* _REQUIRED WORK_
From the records below, pull each line that has "Charles".

* _THE INPUT_

★ ★ ★

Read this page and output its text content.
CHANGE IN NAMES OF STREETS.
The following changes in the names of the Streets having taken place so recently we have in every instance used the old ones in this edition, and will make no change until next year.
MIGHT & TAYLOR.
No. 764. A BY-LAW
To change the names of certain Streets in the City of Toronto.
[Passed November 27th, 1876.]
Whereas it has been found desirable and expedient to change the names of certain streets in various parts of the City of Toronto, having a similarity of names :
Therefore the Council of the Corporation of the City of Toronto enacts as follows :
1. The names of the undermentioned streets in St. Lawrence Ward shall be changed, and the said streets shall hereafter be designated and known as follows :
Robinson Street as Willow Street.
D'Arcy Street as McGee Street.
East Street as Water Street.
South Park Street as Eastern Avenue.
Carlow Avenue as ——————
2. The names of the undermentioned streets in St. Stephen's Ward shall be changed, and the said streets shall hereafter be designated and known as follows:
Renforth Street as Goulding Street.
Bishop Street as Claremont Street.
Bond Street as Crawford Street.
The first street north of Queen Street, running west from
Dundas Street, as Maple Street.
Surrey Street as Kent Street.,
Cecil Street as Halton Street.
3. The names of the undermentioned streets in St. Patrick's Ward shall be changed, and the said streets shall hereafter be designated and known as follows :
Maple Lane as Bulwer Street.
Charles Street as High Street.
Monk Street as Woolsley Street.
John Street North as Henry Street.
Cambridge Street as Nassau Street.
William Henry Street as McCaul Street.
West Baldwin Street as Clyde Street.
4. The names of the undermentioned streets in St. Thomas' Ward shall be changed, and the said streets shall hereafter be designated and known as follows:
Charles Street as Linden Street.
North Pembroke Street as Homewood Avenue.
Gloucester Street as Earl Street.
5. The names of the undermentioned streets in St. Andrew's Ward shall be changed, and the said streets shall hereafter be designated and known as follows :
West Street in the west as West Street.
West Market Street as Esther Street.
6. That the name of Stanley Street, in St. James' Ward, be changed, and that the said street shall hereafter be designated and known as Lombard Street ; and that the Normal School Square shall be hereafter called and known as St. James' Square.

★ ★ ★

* _FULL OUTPUT_
Charles Street as High Street.
Charles Street as Linden Street.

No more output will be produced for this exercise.